Task:
Extract all lines in the data that contain the word "pentamethylene".

[Stored items]
'''
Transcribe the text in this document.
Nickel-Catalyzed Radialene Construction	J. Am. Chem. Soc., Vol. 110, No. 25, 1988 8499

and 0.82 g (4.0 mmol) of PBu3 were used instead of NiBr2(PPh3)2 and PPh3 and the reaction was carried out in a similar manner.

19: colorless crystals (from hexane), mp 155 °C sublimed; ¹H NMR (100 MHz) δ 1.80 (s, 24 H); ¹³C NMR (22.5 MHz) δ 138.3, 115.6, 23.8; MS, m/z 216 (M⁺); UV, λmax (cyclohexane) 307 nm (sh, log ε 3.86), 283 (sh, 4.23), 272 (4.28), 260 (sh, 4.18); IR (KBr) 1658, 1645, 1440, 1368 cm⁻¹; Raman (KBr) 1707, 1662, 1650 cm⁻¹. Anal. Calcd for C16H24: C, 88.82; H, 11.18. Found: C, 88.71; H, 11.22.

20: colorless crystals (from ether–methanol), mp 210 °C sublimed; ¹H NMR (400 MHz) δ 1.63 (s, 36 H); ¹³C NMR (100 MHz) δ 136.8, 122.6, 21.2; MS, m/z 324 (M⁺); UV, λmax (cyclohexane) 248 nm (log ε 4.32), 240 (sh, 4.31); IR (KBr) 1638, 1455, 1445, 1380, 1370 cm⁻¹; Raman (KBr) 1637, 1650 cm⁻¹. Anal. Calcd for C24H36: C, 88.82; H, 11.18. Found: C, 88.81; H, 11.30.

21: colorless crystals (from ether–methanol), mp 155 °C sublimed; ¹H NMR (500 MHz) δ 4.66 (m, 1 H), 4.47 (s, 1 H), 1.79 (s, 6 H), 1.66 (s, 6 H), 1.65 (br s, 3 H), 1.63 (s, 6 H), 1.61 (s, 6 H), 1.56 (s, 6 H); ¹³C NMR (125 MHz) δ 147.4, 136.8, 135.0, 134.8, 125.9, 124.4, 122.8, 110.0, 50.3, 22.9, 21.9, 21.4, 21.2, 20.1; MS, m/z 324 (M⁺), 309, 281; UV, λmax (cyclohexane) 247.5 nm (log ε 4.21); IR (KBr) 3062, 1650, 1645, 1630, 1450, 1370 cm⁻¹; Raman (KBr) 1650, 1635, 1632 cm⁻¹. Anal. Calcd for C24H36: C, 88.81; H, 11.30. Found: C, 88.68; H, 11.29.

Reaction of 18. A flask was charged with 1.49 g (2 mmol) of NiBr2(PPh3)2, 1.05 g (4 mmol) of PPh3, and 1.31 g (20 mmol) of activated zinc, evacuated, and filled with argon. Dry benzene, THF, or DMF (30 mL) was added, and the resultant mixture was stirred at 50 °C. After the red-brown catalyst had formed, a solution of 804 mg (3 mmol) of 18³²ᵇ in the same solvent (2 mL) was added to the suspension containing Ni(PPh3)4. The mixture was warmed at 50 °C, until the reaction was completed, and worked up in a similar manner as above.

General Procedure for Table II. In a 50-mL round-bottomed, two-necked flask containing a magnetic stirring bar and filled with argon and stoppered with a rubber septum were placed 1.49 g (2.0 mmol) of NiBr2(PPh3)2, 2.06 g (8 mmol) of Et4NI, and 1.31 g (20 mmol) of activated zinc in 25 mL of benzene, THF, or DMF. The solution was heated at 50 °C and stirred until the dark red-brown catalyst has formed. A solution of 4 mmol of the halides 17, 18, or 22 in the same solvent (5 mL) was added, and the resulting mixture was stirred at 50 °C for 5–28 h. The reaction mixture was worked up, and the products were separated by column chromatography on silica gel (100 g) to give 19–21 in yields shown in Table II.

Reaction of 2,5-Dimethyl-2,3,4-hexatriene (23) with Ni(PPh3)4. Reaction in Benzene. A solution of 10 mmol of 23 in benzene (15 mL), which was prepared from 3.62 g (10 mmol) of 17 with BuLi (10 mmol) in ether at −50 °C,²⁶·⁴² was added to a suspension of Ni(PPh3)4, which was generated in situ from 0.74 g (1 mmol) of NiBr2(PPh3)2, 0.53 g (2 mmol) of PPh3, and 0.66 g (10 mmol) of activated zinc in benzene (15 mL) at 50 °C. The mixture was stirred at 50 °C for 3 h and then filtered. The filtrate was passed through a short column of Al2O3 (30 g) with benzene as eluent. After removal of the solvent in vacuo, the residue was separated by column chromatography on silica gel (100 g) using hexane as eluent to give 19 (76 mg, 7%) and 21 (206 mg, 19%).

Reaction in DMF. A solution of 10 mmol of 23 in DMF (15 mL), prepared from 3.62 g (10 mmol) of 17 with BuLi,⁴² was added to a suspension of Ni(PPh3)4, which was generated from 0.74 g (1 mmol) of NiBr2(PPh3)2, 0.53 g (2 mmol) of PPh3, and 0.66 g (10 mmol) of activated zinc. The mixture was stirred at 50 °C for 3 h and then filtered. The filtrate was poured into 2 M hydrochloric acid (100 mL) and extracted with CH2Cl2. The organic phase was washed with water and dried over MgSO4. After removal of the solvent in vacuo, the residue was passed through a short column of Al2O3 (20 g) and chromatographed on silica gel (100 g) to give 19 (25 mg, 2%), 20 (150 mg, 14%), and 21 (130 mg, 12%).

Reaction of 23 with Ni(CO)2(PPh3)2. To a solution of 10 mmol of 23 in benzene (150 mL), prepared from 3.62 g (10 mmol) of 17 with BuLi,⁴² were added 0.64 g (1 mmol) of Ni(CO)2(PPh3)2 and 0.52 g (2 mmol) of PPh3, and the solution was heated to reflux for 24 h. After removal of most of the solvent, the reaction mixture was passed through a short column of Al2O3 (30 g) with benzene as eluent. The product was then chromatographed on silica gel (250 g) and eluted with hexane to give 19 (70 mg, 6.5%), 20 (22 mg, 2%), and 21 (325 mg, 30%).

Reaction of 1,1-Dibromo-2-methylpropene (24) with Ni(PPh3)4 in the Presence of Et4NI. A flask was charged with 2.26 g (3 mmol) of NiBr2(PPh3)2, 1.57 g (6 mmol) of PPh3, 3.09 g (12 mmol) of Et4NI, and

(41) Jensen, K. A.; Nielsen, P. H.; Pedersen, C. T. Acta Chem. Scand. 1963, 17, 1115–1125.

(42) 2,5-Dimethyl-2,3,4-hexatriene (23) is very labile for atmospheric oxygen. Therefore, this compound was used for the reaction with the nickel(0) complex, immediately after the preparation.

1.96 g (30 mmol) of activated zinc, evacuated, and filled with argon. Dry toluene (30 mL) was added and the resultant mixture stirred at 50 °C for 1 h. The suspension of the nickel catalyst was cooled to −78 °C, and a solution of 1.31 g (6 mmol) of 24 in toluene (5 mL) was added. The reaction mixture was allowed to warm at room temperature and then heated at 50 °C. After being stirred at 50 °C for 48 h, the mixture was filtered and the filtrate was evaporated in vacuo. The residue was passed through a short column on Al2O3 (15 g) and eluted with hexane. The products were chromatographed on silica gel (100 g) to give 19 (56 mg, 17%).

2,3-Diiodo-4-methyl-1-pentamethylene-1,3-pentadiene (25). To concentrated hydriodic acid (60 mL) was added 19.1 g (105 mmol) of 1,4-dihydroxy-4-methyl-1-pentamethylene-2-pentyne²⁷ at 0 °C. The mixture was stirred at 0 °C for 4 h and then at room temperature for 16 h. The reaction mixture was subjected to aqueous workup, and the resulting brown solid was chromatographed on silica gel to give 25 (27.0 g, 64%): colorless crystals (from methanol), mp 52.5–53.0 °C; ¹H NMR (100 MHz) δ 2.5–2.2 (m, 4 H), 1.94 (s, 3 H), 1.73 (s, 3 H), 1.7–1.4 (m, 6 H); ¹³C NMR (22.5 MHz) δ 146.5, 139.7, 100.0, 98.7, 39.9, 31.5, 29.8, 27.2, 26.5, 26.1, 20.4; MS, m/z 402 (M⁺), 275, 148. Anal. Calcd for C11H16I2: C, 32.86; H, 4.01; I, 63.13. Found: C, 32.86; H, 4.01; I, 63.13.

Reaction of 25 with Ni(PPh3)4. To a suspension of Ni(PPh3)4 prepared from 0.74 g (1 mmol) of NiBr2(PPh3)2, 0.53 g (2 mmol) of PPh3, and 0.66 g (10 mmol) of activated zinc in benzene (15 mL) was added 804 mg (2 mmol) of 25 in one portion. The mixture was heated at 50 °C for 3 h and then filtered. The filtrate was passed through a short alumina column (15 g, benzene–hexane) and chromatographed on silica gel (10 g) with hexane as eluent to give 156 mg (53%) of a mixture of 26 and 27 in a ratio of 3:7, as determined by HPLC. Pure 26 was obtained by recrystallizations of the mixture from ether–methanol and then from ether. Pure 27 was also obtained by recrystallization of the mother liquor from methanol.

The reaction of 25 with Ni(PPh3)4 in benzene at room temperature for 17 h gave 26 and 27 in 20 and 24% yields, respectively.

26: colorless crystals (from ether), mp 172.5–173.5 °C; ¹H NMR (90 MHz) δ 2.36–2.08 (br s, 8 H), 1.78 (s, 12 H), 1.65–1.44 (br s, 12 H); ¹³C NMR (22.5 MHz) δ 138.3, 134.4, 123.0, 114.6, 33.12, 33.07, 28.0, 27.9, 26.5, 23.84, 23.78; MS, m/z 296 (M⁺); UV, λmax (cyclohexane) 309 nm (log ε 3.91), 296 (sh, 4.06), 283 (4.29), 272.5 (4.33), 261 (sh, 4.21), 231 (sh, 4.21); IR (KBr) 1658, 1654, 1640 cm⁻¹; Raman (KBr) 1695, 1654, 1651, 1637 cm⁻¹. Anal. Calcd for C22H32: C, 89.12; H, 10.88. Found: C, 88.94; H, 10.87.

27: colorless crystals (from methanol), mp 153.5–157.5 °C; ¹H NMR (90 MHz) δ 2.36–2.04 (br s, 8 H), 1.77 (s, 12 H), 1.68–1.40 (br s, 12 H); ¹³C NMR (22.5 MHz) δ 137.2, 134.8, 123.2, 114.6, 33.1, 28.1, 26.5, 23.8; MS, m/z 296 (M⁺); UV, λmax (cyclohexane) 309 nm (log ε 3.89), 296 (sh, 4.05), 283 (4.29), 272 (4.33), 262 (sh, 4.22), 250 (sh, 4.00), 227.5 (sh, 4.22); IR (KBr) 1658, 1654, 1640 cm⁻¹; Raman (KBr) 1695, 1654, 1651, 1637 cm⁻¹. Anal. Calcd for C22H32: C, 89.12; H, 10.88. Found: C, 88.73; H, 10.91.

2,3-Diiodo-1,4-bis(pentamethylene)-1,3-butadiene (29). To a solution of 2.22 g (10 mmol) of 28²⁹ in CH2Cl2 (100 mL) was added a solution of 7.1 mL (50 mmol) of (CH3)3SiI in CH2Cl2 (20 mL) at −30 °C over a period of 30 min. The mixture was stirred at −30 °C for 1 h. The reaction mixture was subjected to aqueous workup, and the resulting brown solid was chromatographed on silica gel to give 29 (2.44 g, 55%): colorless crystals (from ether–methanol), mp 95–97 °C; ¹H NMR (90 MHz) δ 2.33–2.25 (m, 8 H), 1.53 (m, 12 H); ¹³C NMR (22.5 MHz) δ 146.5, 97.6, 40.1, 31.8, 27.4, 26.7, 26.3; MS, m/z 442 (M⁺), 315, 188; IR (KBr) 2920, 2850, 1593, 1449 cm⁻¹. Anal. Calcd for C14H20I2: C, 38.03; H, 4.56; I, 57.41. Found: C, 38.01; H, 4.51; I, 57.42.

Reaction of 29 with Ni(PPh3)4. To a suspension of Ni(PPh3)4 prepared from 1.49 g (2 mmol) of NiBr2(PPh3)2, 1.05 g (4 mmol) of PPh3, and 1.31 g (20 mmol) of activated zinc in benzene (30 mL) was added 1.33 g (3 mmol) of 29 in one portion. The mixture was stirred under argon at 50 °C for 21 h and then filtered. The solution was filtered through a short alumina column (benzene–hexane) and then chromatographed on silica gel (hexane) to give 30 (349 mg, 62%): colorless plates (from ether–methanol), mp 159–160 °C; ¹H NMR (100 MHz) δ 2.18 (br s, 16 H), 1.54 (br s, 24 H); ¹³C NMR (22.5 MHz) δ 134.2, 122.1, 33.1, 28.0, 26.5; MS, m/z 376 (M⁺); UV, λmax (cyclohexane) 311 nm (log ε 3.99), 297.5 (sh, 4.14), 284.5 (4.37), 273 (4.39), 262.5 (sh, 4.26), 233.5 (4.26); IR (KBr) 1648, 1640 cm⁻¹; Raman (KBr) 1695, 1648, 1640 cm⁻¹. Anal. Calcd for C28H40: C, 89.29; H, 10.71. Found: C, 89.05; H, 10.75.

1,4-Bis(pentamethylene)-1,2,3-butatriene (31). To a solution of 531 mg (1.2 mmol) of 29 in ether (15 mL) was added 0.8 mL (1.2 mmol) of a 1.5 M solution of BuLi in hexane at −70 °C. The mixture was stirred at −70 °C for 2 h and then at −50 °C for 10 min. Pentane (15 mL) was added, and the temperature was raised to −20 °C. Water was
'''
Solved exercise:
2,3-Diiodo-4-methyl-1-pentamethylene-1,3-pentadiene (25). To concentrated hydriodic acid (60 mL) was added 19.1 g (105 mmol) of 1,4-dihydroxy-4-methyl-1-pentamethylene-2-pentyne²⁷ at 0 °C. The mixture was stirred at 0 °C for 4 h and then at room temperature for 16 h. The reaction mixture was subjected to aqueous workup, and the resulting brown solid was chromatographed on silica gel to give 25 (27.0 g, 64%): colorless crystals (from methanol), mp 52.5–53.0 °C; ¹H NMR (100 MHz) δ 2.5–2.2 (m, 4 H), 1.94 (s, 3 H), 1.73 (s, 3 H), 1.7–1.4 (m, 6 H); ¹³C NMR (22.5 MHz) δ 146.5, 139.7, 100.0, 98.7, 39.9, 31.5, 29.8, 27.2, 26.5, 26.1, 20.4; MS, m/z 402 (M⁺), 275, 148. Anal. Calcd for C11H16I2: C, 32.86; H, 4.01; I, 63.13. Found: C, 32.86; H, 4.01; I, 63.13.
2,3-Diiodo-1,4-bis(pentamethylene)-1,3-butadiene (29). To a solution of 2.22 g (10 mmol) of 28²⁹ in CH2Cl2 (100 mL) was added a solution of 7.1 mL (50 mmol) of (CH3)3SiI in CH2Cl2 (20 mL) at −30 °C over a period of 30 min. The mixture was stirred at −30 °C for 1 h. The reaction mixture was subjected to aqueous workup, and the resulting brown solid was chromatographed on silica gel to give 29 (2.44 g, 55%): colorless crystals (from ether–methanol), mp 95–97 °C; ¹H NMR (90 MHz) δ 2.33–2.25 (m, 8 H), 1.53 (m, 12 H); ¹³C NMR (22.5 MHz) δ 146.5, 97.6, 40.1, 31.8, 27.4, 26.7, 26.3; MS, m/z 442 (M⁺), 315, 188; IR (KBr) 2920, 2850, 1593, 1449 cm⁻¹. Anal. Calcd for C14H20I2: C, 38.03; H, 4.56; I, 57.41. Found: C, 38.01; H, 4.51; I, 57.42.
1,4-Bis(pentamethylene)-1,2,3-butatriene (31). To a solution of 531 mg (1.2 mmol) of 29 in ether (15 mL) was added 0.8 mL (1.2 mmol) of a 1.5 M solution of BuLi in hexane at −70 °C. The mixture was stirred at −70 °C for 2 h and then at −50 °C for 10 min. Pentane (15 mL) was added, and the temperature was raised to −20 °C. Water was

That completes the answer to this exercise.